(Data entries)
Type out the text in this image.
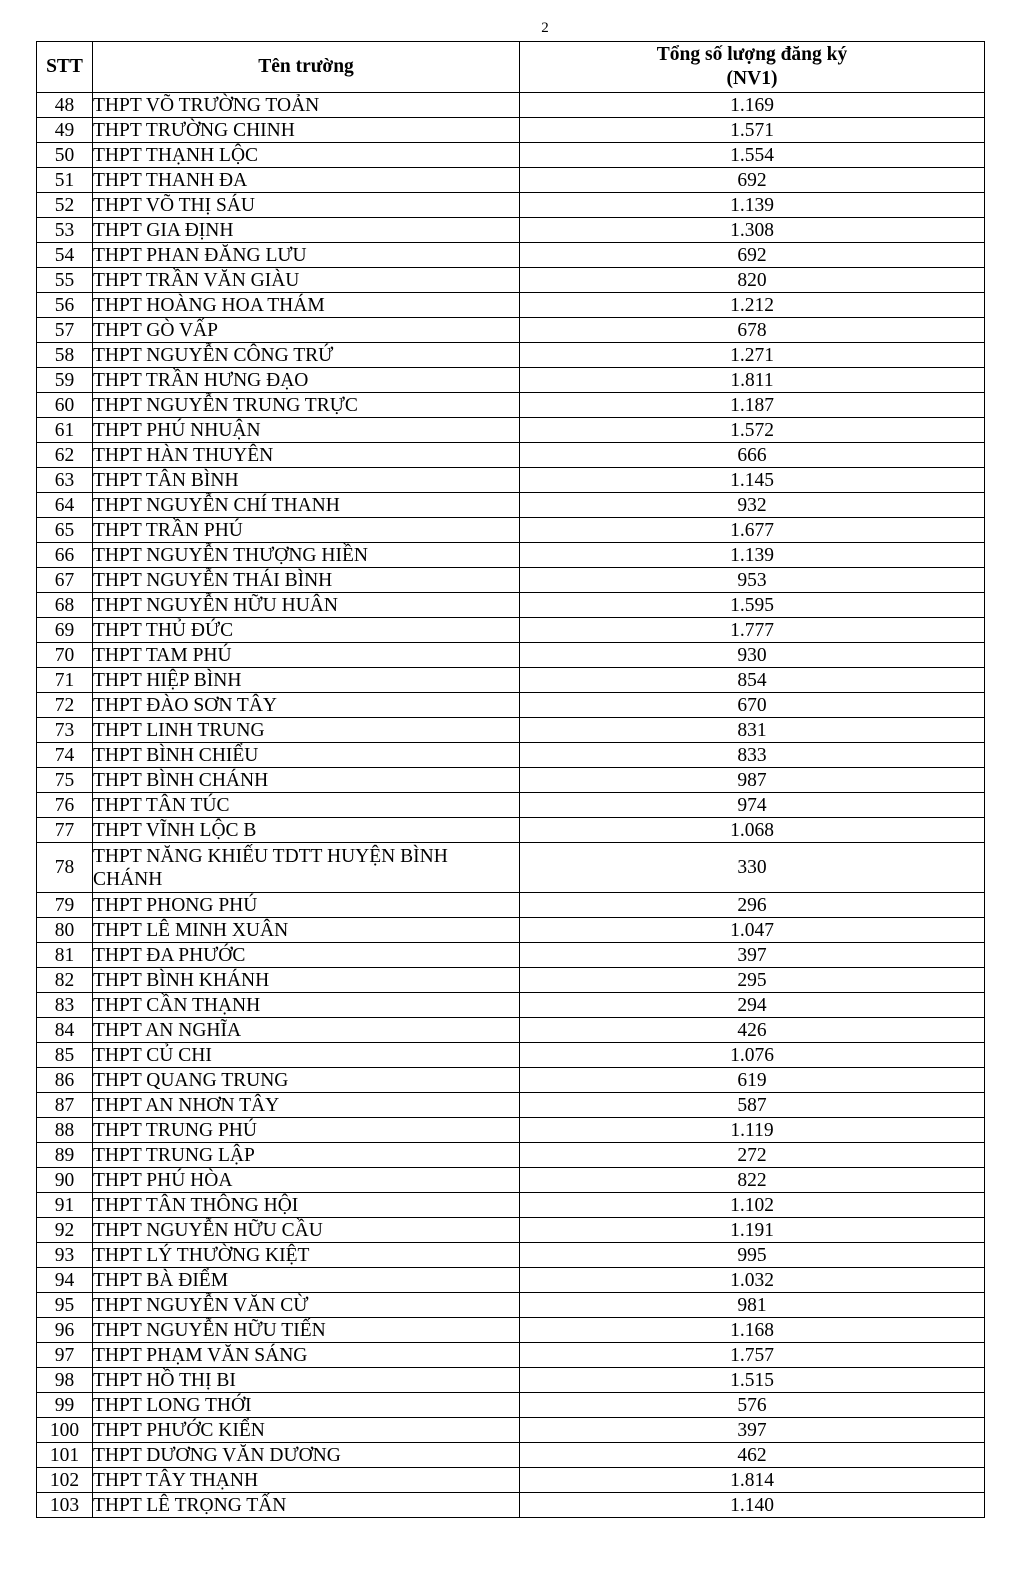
2
STT	Tên trường	Tổng số lượng đăng ký
(NV1)
48	THPT VÕ TRƯỜNG TOẢN	1.169
49	THPT TRƯỜNG CHINH	1.571
50	THPT THẠNH LỘC	1.554
51	THPT THANH ĐA	692
52	THPT VÕ THỊ SÁU	1.139
53	THPT GIA ĐỊNH	1.308
54	THPT PHAN ĐĂNG LƯU	692
55	THPT TRẦN VĂN GIÀU	820
56	THPT HOÀNG HOA THÁM	1.212
57	THPT GÒ VẤP	678
58	THPT NGUYỄN CÔNG TRỨ	1.271
59	THPT TRẦN HƯNG ĐẠO	1.811
60	THPT NGUYỄN TRUNG TRỰC	1.187
61	THPT PHÚ NHUẬN	1.572
62	THPT HÀN THUYÊN	666
63	THPT TÂN BÌNH	1.145
64	THPT NGUYỄN CHÍ THANH	932
65	THPT TRẦN PHÚ	1.677
66	THPT NGUYỄN THƯỢNG HIỀN	1.139
67	THPT NGUYỄN THÁI BÌNH	953
68	THPT NGUYỄN HỮU HUÂN	1.595
69	THPT THỦ ĐỨC	1.777
70	THPT TAM PHÚ	930
71	THPT HIỆP BÌNH	854
72	THPT ĐÀO SƠN TÂY	670
73	THPT LINH TRUNG	831
74	THPT BÌNH CHIỂU	833
75	THPT BÌNH CHÁNH	987
76	THPT TÂN TÚC	974
77	THPT VĨNH LỘC B	1.068
78	THPT NĂNG KHIẾU TDTT HUYỆN BÌNH CHÁNH	330
79	THPT PHONG PHÚ	296
80	THPT LÊ MINH XUÂN	1.047
81	THPT ĐA PHƯỚC	397
82	THPT BÌNH KHÁNH	295
83	THPT CẦN THẠNH	294
84	THPT AN NGHĨA	426
85	THPT CỦ CHI	1.076
86	THPT QUANG TRUNG	619
87	THPT AN NHƠN TÂY	587
88	THPT TRUNG PHÚ	1.119
89	THPT TRUNG LẬP	272
90	THPT PHÚ HÒA	822
91	THPT TÂN THÔNG HỘI	1.102
92	THPT NGUYỄN HỮU CẦU	1.191
93	THPT LÝ THƯỜNG KIỆT	995
94	THPT BÀ ĐIỂM	1.032
95	THPT NGUYỄN VĂN CỪ	981
96	THPT NGUYỄN HỮU TIẾN	1.168
97	THPT PHẠM VĂN SÁNG	1.757
98	THPT HỒ THỊ BI	1.515
99	THPT LONG THỚI	576
100	THPT PHƯỚC KIỂN	397
101	THPT DƯƠNG VĂN DƯƠNG	462
102	THPT TÂY THẠNH	1.814
103	THPT LÊ TRỌNG TẤN	1.140
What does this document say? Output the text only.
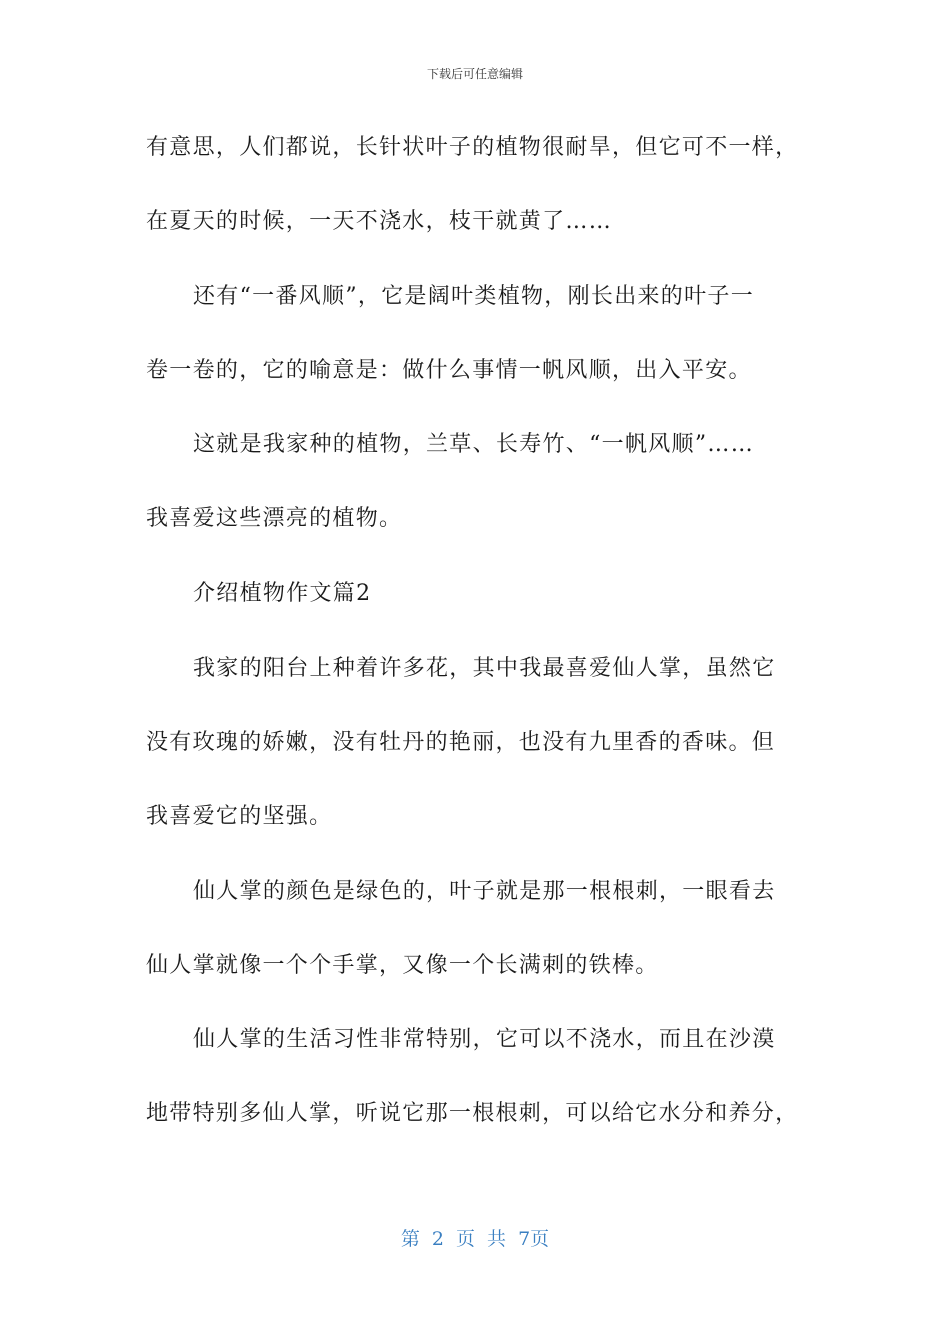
下载后可任意编辑
有意思，人们都说，长针状叶子的植物很耐旱，但它可不一样，
在夏天的时候，一天不浇水，枝干就黄了……
还有“一番风顺”，它是阔叶类植物，刚长出来的叶子一
卷一卷的，它的喻意是：做什么事情一帆风顺，出入平安。
这就是我家种的植物，兰草、长寿竹、“一帆风顺”……
我喜爱这些漂亮的植物。
介绍植物作文篇2
我家的阳台上种着许多花，其中我最喜爱仙人掌，虽然它
没有玫瑰的娇嫩，没有牡丹的艳丽，也没有九里香的香味。但
我喜爱它的坚强。
仙人掌的颜色是绿色的，叶子就是那一根根刺，一眼看去
仙人掌就像一个个手掌，又像一个长满刺的铁棒。
仙人掌的生活习性非常特别，它可以不浇水，而且在沙漠
地带特别多仙人掌，听说它那一根根刺，可以给它水分和养分，
第 2 页 共 7页
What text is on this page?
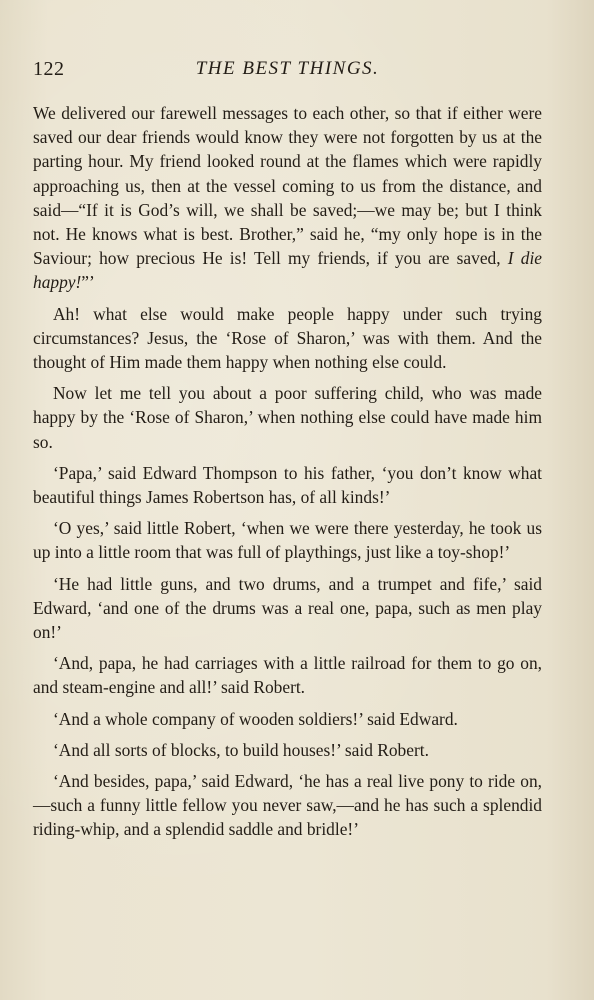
122	THE BEST THINGS.

We delivered our farewell messages to each other, so that if either were saved our dear friends would know they were not forgotten by us at the parting hour. My friend looked round at the flames which were rapidly approaching us, then at the vessel coming to us from the distance, and said—“If it is God’s will, we shall be saved;—we may be; but I think not. He knows what is best. Brother,” said he, “my only hope is in the Saviour; how precious He is! Tell my friends, if you are saved, I die happy!”’

Ah! what else would make people happy under such trying circumstances? Jesus, the ‘Rose of Sharon,’ was with them. And the thought of Him made them happy when nothing else could.

Now let me tell you about a poor suffering child, who was made happy by the ‘Rose of Sharon,’ when nothing else could have made him so.

‘Papa,’ said Edward Thompson to his father, ‘you don’t know what beautiful things James Robertson has, of all kinds!’

‘O yes,’ said little Robert, ‘when we were there yesterday, he took us up into a little room that was full of playthings, just like a toy-shop!’

‘He had little guns, and two drums, and a trumpet and fife,’ said Edward, ‘and one of the drums was a real one, papa, such as men play on!’

‘And, papa, he had carriages with a little railroad for them to go on, and steam-engine and all!’ said Robert.

‘And a whole company of wooden soldiers!’ said Edward.

‘And all sorts of blocks, to build houses!’ said Robert.

‘And besides, papa,’ said Edward, ‘he has a real live pony to ride on,—such a funny little fellow you never saw,—and he has such a splendid riding-whip, and a splendid saddle and bridle!’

→ **PROBLEM TO WORK ON**
Show every line from the entries above in which the word "CHÁNH" appears.

→ **ANSWER TO THE TASK**
75	THPT BÌNH CHÁNH	987
78	THPT NĂNG KHIẾU TDTT HUYỆN BÌNH CHÁNH	330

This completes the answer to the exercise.